# DATA SHOWN:
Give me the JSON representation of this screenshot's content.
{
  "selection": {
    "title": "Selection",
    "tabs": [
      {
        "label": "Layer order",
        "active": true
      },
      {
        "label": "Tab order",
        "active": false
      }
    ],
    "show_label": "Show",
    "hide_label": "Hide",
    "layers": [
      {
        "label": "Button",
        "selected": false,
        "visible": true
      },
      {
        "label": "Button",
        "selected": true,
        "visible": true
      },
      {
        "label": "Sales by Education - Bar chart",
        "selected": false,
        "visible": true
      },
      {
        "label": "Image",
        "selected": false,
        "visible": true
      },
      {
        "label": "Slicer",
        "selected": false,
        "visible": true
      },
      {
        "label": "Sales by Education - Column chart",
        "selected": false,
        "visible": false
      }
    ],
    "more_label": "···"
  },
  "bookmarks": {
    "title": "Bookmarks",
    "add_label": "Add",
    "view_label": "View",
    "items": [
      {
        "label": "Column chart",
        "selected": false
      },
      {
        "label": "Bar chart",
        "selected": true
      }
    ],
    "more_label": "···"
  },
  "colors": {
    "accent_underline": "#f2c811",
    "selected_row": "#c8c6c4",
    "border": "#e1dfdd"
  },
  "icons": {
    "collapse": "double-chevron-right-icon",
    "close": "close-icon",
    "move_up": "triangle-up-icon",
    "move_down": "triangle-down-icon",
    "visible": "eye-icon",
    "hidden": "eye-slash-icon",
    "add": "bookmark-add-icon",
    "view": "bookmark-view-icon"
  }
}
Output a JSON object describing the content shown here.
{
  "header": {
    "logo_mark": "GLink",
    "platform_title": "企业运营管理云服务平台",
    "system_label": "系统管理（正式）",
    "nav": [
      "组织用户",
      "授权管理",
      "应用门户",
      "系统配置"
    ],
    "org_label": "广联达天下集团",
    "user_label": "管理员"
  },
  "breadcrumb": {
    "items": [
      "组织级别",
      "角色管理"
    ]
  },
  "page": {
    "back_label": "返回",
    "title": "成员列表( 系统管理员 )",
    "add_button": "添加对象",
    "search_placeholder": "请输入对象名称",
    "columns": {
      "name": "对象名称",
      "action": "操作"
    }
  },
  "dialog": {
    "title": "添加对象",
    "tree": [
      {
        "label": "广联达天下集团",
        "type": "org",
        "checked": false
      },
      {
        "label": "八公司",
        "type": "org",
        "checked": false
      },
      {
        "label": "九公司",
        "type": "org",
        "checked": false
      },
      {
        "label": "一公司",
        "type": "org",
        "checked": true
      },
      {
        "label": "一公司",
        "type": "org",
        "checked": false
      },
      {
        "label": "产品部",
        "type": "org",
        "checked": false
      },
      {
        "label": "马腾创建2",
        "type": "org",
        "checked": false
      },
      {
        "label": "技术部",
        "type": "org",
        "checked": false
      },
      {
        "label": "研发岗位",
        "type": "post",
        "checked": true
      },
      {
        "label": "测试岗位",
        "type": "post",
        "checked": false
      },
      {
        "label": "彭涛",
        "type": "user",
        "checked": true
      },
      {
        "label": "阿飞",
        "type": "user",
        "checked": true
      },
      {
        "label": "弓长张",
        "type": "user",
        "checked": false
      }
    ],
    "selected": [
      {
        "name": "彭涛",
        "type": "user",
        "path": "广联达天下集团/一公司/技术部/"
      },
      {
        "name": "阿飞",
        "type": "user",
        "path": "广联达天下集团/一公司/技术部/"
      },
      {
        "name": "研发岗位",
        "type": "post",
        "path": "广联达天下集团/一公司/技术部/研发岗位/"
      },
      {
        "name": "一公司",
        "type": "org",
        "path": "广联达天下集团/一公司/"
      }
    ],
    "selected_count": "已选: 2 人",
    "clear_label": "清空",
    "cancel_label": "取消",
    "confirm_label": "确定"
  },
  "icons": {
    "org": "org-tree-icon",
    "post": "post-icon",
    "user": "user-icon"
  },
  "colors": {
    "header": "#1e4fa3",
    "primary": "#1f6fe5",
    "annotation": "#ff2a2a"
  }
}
---
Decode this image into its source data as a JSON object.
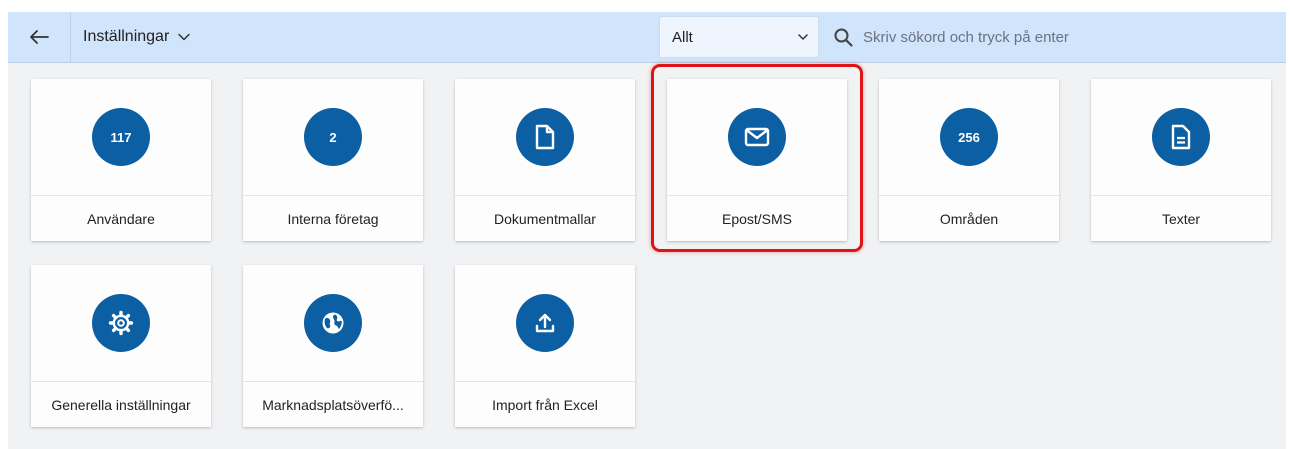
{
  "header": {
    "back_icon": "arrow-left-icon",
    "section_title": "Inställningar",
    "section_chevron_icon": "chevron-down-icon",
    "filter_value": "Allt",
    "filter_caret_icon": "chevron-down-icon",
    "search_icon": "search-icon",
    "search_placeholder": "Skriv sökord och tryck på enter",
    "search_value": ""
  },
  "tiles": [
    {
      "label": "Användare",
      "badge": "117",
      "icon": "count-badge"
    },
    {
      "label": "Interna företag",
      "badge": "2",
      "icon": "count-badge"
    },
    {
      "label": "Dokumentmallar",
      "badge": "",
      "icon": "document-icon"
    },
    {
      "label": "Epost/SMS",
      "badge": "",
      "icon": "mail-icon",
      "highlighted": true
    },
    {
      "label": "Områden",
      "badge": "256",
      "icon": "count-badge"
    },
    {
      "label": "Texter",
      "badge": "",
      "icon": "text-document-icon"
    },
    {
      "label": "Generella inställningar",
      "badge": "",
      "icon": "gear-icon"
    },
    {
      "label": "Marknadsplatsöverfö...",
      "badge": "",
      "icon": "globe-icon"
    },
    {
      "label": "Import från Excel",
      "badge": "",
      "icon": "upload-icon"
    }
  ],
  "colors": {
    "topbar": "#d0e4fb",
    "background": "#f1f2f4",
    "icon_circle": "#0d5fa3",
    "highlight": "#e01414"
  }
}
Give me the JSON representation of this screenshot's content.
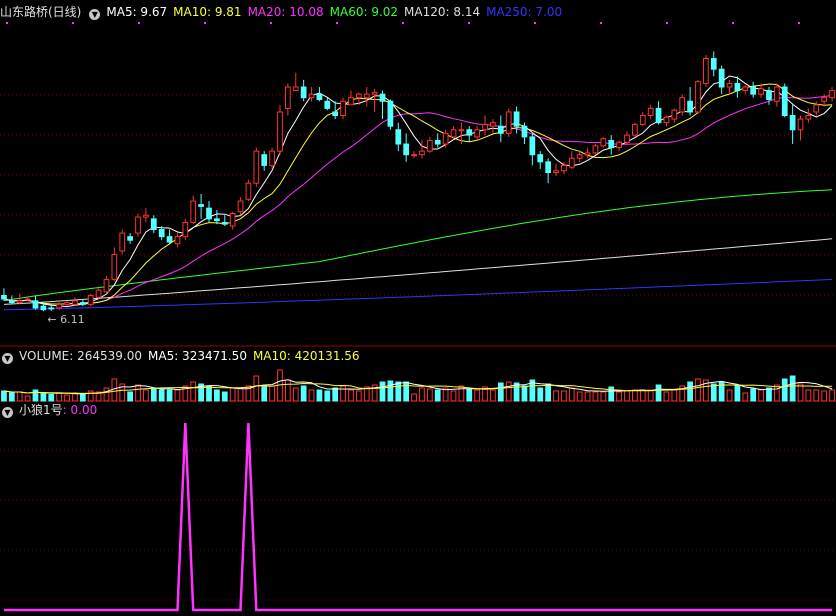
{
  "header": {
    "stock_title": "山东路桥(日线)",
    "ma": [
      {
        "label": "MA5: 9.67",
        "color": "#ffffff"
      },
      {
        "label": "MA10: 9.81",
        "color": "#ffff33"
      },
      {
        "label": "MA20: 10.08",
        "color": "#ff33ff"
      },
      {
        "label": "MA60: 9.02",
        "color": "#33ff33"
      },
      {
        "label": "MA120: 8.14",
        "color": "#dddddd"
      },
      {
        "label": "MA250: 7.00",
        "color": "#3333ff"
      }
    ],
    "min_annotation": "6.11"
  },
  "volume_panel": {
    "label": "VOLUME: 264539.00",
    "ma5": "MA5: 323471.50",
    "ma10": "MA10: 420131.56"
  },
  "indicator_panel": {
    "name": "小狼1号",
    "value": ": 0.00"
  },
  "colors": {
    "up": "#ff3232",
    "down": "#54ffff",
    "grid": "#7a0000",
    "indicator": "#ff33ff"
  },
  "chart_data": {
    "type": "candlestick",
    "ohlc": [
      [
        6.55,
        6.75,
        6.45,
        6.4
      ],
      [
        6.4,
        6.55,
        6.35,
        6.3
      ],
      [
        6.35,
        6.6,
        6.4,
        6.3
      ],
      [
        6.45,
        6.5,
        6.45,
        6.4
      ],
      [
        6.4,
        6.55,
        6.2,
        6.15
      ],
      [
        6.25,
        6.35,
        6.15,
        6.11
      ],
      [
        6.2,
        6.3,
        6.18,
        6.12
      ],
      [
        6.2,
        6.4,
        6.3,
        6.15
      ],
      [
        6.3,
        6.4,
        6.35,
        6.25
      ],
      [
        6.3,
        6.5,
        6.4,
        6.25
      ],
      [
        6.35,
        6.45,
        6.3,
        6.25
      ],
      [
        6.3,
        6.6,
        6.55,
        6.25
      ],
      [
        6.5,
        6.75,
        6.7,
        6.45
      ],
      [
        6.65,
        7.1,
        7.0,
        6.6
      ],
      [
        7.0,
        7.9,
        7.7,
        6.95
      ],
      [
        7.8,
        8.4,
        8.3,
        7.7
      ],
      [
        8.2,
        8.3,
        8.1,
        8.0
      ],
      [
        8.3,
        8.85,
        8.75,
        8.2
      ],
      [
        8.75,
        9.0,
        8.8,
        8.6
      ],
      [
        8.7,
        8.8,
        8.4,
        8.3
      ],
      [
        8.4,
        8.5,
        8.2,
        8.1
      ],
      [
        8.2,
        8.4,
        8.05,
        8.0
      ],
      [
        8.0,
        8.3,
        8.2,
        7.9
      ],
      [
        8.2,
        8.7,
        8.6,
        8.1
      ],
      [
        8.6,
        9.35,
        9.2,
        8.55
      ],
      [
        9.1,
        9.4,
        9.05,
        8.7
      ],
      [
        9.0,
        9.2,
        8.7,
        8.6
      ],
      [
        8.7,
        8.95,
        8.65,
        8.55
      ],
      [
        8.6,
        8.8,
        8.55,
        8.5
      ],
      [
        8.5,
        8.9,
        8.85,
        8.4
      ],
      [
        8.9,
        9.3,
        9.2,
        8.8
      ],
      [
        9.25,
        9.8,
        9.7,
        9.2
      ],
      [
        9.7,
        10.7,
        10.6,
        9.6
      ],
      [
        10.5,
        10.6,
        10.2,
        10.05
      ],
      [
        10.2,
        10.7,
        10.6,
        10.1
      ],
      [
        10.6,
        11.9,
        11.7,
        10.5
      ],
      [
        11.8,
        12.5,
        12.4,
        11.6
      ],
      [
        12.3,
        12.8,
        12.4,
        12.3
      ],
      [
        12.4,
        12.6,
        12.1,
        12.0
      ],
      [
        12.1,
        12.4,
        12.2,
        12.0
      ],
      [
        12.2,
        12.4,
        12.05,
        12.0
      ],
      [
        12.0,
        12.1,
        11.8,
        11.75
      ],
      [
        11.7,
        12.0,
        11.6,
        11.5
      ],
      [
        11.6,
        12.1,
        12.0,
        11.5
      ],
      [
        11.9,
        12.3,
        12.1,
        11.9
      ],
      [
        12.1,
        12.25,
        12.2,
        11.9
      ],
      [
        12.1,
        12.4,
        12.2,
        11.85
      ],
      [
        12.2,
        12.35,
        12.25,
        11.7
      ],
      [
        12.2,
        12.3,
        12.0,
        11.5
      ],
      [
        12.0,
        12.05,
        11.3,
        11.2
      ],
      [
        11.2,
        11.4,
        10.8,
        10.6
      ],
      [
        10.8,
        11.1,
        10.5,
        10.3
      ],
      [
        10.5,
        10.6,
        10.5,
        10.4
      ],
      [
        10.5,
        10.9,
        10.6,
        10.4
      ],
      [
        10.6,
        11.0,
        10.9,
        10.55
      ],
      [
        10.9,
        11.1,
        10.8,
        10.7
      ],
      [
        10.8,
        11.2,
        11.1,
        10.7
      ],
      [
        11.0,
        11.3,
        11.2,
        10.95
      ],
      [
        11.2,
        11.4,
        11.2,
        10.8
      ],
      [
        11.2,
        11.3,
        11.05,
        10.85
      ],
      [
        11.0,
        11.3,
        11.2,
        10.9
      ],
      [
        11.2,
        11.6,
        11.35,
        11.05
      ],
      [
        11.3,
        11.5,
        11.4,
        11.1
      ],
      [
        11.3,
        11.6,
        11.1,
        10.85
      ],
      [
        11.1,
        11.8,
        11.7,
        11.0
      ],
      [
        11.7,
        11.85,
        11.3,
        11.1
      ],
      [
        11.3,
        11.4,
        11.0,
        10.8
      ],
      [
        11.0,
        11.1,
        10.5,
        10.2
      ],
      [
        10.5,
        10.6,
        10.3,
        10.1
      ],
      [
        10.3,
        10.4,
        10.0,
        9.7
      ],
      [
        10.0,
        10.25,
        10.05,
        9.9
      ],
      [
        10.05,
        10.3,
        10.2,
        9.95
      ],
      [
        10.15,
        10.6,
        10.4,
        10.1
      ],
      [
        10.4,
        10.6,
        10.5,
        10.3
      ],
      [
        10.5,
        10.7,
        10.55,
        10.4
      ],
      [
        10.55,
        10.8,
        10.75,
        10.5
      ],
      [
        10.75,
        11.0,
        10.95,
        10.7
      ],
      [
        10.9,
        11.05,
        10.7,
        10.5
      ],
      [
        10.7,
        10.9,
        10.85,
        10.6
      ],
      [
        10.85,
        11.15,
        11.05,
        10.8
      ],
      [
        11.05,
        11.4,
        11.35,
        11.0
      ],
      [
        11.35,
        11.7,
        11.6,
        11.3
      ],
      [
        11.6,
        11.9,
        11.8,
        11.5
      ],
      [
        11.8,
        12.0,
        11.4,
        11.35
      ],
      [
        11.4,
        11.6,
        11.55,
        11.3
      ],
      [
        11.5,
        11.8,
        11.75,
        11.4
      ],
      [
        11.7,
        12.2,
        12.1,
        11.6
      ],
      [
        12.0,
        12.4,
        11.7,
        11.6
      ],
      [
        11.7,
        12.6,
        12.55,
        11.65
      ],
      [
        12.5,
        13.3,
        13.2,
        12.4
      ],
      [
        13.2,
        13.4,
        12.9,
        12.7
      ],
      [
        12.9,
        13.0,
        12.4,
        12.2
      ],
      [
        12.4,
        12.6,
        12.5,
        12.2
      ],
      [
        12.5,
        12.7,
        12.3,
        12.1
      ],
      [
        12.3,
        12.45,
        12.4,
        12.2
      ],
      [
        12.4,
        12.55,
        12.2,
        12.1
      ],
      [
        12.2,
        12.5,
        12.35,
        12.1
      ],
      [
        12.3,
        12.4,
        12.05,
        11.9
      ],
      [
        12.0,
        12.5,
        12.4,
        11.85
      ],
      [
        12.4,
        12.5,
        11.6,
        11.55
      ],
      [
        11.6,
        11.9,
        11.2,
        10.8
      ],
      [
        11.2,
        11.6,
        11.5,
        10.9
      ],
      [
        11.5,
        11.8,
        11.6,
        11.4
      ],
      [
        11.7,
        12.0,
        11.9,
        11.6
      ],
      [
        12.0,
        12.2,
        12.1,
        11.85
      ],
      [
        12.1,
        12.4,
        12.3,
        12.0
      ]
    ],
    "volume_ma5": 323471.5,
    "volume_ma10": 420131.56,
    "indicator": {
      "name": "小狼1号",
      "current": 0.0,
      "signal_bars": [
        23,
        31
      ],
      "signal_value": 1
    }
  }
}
---
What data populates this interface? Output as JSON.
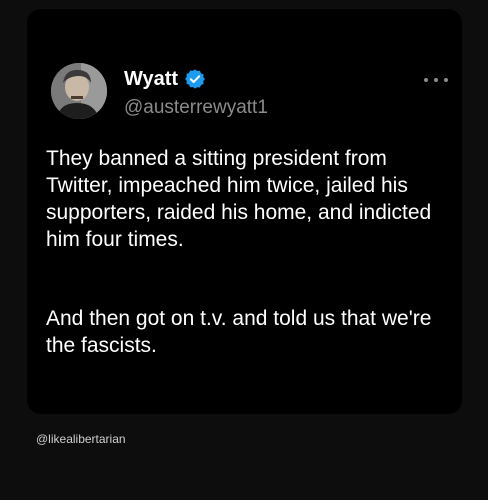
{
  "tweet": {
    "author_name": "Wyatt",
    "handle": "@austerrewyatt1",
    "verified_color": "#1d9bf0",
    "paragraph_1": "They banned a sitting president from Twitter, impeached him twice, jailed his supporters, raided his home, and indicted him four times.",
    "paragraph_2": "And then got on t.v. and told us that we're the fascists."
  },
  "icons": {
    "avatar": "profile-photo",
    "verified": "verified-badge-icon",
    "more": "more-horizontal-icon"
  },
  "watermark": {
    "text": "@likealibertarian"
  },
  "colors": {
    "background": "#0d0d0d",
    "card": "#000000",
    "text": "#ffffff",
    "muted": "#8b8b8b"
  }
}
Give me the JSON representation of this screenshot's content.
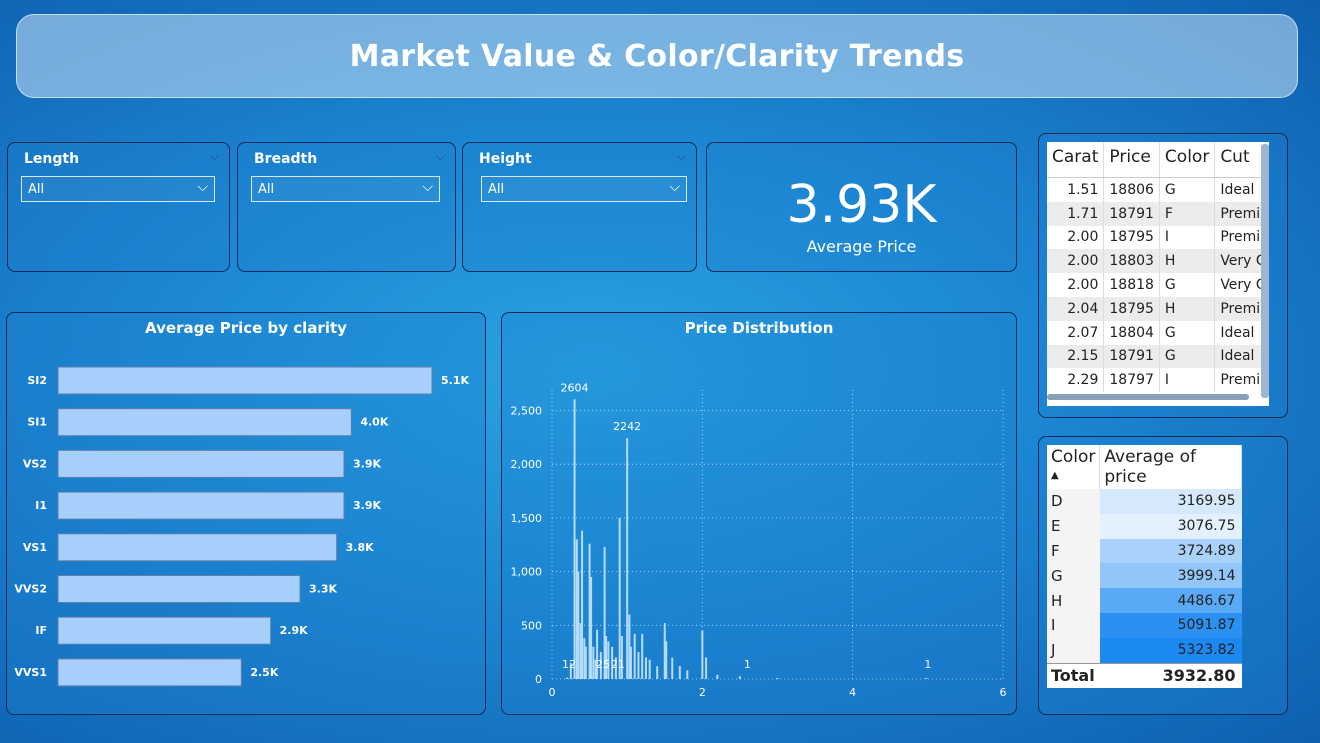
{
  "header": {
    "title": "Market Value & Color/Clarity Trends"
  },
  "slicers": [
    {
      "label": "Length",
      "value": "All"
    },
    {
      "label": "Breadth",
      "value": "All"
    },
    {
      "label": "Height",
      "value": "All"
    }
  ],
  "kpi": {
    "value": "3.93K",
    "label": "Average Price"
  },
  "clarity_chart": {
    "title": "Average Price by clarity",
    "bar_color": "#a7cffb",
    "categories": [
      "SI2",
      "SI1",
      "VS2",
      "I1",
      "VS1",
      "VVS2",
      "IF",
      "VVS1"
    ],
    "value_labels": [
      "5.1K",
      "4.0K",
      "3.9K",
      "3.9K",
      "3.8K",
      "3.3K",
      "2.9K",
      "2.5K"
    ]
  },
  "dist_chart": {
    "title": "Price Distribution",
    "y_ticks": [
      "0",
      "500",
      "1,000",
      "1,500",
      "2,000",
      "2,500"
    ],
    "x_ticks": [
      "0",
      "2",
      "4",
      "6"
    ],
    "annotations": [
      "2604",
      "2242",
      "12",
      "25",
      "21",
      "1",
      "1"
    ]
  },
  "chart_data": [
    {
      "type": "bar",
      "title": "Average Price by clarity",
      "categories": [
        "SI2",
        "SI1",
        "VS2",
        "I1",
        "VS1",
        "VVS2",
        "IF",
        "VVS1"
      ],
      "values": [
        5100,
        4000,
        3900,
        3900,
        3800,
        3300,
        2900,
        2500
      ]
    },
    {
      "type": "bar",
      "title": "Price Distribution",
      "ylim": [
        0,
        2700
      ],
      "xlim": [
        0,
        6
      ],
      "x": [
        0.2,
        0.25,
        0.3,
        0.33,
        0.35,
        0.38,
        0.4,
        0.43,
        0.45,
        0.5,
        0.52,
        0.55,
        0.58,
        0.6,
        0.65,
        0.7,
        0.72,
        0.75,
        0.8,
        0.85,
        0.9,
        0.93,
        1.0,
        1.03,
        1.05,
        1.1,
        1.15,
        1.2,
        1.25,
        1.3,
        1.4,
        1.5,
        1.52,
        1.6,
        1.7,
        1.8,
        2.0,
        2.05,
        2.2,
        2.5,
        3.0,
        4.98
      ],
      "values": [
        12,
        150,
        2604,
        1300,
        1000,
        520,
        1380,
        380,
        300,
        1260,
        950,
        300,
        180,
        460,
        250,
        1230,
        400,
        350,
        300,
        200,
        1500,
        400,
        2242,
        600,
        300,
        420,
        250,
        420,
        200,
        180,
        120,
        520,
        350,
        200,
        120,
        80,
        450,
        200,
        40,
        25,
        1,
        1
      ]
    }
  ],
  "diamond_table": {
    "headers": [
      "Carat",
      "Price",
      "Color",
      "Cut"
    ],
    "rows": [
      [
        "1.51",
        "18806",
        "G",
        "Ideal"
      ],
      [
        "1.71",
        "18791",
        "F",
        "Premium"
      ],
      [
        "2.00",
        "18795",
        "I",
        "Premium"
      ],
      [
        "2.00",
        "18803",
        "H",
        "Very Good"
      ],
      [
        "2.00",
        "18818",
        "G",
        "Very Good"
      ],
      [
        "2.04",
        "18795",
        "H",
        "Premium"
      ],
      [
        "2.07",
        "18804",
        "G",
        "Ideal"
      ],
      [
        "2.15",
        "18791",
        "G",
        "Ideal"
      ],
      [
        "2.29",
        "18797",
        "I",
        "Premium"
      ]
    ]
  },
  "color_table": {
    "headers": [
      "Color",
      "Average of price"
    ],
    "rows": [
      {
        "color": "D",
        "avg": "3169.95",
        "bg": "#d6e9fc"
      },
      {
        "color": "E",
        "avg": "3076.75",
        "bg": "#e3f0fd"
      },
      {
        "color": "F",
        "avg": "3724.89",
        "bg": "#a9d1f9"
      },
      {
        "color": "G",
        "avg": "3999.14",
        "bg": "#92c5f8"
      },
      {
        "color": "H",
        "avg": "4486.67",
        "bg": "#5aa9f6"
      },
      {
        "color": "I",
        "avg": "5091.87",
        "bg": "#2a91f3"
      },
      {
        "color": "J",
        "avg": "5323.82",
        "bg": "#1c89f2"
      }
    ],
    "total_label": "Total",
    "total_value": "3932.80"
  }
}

# TASK PROMPT:
Each line with the string "object" in it needs to be found and copied.

# SOLVED EXERCISE:
Output a JSON object describing the content shown here.
Decode this image into its source data as a JSON object.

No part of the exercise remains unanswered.